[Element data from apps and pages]

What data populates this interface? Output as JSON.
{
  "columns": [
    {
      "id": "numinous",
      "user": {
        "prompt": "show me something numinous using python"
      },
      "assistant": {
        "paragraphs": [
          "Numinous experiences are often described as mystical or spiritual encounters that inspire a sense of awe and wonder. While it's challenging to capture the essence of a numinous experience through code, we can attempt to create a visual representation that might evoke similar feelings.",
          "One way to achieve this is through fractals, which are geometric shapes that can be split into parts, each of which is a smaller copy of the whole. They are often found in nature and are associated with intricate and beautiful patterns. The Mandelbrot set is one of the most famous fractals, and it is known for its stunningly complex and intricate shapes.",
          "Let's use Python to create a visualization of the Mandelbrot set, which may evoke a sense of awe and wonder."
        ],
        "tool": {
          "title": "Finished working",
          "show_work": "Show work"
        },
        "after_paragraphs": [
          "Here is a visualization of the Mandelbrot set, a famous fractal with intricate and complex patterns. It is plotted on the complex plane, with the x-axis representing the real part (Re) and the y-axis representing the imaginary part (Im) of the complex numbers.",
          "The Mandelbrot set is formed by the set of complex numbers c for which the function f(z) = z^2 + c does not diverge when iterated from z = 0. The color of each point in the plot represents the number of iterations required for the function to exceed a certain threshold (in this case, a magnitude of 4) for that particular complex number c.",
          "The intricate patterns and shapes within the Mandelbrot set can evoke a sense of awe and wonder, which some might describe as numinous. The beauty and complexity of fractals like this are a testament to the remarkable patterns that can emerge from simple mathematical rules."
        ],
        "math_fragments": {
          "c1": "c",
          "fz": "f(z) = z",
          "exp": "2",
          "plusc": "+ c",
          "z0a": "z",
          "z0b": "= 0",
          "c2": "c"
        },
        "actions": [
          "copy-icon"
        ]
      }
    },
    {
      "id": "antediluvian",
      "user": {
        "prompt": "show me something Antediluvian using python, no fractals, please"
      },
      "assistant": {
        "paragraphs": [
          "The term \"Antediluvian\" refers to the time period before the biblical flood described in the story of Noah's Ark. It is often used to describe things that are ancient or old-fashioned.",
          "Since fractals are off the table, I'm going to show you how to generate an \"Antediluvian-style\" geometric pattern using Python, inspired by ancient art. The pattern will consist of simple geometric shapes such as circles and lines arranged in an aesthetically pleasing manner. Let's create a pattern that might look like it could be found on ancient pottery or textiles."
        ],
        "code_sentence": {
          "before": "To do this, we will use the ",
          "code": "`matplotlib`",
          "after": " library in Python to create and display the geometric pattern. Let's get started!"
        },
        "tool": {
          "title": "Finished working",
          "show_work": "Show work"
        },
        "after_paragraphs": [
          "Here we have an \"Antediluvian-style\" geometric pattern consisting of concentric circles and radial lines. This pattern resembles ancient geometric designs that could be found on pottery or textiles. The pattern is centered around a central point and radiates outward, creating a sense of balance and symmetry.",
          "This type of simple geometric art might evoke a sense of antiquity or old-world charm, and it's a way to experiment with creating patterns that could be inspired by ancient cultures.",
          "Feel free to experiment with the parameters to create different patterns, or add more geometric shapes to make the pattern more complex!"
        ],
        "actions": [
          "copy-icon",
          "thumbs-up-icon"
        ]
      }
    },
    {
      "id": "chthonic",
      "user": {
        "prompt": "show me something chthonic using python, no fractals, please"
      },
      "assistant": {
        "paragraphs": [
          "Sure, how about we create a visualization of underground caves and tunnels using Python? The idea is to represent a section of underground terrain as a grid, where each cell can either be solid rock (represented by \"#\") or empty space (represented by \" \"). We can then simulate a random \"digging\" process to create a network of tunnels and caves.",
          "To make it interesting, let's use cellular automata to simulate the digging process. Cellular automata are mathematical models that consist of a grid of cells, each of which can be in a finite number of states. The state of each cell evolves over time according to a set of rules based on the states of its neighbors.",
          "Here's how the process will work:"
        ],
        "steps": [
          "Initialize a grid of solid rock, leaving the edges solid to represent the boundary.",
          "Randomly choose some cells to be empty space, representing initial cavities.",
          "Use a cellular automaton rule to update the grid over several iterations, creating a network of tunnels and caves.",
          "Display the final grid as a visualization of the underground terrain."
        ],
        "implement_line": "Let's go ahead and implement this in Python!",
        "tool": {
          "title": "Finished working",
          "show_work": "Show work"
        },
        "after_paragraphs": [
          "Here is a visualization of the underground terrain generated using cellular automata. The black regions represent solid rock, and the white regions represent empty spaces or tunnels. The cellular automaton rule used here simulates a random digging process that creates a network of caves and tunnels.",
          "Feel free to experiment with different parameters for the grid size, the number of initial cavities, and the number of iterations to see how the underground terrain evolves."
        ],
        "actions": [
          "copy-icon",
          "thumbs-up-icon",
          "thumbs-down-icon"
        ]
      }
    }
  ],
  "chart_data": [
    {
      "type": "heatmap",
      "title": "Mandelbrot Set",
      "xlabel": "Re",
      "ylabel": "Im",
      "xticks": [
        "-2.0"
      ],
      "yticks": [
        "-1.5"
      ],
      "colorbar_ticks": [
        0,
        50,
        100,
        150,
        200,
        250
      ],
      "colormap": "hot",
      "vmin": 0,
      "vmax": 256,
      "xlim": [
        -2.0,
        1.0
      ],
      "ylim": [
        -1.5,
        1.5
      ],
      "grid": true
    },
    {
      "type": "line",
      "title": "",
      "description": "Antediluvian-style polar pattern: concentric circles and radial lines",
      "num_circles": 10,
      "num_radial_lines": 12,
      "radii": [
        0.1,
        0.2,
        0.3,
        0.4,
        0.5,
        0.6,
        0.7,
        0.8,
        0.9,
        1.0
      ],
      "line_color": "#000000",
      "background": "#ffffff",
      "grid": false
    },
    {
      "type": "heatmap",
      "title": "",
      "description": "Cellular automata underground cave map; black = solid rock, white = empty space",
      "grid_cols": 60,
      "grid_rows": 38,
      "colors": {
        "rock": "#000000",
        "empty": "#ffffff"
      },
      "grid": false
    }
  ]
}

■ PROMPT
Would you copy every line of the entries that includes the word "something"?

■ RESPONSE AREA
        "prompt": "show me something numinous using python"
        "prompt": "show me something Antediluvian using python, no fractals, please"
        "prompt": "show me something chthonic using python, no fractals, please"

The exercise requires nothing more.